§ **DATASET**
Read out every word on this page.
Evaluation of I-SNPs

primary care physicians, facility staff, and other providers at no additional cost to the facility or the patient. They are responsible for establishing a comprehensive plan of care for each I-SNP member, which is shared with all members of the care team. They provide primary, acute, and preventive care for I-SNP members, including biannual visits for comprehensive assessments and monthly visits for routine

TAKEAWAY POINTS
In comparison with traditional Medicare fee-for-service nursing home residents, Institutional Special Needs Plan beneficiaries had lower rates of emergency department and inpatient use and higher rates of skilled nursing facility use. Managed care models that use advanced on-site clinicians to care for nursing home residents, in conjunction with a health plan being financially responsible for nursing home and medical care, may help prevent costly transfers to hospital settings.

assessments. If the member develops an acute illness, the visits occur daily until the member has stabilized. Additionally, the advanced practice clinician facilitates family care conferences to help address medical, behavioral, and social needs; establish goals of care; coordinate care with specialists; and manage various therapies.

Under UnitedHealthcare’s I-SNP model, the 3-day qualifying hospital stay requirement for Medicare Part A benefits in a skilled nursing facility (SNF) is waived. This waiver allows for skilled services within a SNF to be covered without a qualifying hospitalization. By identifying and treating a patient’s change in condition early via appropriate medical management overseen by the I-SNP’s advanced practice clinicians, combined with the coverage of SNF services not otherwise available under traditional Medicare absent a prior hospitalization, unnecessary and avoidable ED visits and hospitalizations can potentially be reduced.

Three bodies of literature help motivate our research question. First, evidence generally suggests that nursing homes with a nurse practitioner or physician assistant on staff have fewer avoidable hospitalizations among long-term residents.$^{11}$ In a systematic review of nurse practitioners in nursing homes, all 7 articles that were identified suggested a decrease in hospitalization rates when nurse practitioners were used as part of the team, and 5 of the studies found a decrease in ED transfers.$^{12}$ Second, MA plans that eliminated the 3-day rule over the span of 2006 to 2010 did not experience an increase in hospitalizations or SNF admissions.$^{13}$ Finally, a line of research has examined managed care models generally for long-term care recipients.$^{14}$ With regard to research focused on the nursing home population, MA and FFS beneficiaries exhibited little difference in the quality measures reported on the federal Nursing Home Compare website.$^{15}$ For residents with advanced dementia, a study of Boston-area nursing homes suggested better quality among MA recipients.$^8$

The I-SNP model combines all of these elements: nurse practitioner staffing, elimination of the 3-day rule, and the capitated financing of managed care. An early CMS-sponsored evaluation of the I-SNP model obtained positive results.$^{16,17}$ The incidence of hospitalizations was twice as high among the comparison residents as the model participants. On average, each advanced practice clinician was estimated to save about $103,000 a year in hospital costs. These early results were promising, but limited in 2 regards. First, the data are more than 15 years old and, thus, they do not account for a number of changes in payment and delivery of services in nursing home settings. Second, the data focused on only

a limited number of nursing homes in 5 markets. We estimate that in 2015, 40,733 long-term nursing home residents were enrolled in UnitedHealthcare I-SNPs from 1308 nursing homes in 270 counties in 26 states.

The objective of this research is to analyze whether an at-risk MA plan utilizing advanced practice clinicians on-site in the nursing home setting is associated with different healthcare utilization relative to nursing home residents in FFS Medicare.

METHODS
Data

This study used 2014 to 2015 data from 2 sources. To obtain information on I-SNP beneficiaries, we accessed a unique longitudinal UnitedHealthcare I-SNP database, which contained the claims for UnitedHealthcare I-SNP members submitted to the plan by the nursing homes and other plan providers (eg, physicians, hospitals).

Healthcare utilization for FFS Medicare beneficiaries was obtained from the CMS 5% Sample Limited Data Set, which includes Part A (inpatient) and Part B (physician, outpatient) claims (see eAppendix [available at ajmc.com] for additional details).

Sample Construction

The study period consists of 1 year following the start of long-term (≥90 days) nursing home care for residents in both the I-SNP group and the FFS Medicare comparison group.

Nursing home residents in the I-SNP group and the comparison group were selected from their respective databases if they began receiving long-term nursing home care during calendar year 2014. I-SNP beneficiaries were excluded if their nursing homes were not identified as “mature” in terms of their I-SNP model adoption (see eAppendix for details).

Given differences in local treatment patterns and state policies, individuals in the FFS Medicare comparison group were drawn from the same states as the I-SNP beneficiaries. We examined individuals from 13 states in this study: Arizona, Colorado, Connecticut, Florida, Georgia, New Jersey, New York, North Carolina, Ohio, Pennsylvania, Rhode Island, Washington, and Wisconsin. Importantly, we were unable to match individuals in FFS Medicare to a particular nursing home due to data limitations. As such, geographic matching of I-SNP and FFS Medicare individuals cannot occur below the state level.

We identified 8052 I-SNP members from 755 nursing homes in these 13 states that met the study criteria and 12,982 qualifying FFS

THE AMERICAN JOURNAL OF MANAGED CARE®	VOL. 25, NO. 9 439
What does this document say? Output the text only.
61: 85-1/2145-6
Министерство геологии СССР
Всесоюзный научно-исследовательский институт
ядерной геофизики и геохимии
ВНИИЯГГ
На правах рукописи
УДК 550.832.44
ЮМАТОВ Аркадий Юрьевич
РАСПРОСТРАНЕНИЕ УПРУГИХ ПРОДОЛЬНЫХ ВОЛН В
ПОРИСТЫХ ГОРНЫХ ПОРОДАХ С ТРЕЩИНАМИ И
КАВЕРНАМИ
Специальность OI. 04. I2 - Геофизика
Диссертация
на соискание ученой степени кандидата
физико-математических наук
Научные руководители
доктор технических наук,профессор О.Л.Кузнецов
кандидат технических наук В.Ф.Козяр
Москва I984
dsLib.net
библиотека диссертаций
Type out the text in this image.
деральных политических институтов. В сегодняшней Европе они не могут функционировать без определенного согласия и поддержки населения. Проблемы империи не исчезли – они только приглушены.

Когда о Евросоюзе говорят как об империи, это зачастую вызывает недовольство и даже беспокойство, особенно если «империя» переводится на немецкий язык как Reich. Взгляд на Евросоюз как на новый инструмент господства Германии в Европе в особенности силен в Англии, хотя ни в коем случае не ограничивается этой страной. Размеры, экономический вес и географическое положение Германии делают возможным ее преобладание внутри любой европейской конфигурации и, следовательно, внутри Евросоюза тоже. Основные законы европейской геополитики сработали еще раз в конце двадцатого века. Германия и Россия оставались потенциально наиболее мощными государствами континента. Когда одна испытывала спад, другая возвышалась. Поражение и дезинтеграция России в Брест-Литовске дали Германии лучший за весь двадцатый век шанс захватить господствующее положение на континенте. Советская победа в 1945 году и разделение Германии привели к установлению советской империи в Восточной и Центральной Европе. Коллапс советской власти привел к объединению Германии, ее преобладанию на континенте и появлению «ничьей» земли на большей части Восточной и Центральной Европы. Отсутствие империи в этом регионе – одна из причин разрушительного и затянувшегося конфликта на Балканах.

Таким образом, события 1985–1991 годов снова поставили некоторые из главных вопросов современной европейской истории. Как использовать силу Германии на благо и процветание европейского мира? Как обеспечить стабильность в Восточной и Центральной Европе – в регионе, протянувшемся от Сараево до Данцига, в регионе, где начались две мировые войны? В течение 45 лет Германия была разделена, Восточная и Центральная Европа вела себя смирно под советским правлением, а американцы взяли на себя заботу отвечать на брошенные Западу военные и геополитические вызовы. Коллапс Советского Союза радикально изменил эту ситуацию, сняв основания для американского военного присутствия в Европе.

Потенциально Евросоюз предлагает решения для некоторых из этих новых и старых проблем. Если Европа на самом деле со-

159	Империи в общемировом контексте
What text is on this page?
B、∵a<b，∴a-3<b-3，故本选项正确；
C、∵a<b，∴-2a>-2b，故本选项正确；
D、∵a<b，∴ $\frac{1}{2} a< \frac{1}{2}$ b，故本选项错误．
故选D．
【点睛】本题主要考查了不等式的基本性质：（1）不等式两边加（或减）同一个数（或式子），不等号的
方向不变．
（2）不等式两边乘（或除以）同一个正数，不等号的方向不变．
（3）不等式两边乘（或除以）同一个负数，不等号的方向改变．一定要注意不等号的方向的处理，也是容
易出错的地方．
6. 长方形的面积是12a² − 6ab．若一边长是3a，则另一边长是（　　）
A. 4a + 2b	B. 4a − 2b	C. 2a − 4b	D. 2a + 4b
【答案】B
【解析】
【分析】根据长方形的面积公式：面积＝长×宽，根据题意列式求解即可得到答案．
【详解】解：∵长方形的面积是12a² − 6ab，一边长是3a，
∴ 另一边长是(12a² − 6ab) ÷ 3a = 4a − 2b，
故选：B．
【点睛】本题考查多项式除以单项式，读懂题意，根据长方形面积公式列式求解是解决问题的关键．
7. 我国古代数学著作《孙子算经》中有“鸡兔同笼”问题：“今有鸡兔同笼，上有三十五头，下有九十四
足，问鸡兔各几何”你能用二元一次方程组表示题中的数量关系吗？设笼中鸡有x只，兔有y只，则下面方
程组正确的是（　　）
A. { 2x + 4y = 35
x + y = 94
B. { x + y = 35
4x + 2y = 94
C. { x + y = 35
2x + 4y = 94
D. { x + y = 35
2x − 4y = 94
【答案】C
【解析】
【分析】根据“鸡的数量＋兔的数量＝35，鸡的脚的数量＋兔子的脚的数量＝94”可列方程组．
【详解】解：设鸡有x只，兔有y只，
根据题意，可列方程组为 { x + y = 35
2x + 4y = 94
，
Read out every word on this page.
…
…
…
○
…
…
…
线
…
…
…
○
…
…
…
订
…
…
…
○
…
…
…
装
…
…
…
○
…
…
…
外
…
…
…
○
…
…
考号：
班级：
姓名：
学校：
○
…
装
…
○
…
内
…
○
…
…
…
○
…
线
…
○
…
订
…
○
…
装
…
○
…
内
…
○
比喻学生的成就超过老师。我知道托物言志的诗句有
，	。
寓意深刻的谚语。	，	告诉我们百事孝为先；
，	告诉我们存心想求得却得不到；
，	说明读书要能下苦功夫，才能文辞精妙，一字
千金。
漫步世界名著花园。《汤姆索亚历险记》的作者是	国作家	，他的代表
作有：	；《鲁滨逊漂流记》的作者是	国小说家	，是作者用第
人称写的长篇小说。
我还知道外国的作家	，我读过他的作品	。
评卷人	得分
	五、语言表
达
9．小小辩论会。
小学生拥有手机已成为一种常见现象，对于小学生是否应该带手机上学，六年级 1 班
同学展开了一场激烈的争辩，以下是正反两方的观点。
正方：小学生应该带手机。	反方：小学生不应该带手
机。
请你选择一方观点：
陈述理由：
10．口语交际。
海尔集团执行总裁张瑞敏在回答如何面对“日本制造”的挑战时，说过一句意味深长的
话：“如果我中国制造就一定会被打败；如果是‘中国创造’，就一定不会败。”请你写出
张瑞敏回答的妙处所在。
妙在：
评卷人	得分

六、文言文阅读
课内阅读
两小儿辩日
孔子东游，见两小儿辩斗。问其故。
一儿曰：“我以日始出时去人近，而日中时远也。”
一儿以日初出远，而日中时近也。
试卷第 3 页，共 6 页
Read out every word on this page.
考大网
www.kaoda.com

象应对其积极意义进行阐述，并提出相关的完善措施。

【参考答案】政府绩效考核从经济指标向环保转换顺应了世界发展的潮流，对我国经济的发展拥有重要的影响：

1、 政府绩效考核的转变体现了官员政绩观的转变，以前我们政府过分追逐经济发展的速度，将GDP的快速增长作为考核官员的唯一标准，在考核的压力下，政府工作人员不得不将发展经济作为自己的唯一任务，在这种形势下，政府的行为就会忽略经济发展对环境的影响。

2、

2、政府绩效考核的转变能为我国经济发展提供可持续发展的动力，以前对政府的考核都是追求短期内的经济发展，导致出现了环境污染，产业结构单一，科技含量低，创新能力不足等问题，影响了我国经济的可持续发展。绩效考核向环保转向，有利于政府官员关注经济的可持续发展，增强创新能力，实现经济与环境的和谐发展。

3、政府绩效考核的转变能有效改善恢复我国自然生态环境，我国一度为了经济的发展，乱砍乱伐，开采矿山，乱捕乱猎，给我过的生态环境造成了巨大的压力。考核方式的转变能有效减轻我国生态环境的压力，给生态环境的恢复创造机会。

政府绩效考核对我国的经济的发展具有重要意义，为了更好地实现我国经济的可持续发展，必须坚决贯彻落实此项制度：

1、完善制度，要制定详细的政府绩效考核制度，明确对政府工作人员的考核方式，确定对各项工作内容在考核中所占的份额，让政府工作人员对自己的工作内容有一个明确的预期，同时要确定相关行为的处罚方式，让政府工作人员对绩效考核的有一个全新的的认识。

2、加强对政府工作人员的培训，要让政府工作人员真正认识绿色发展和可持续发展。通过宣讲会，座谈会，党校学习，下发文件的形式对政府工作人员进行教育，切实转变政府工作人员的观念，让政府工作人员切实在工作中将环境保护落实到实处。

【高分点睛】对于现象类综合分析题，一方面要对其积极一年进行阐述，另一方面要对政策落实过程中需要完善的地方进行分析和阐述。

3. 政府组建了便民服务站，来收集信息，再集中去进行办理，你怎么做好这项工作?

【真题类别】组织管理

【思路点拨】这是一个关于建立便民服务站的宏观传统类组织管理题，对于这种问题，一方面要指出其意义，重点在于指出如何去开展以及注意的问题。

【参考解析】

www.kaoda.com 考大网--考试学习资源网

§ **OBJECTIVE**
Collect the lines of the data that carry the word "的作者是".

§ **WRITTEN RESPONSE**
漫步世界名著花园。《汤姆索亚历险记》的作者是	国作家	，他的代表
作有：	；《鲁滨逊漂流记》的作者是	国小说家	，是作者用第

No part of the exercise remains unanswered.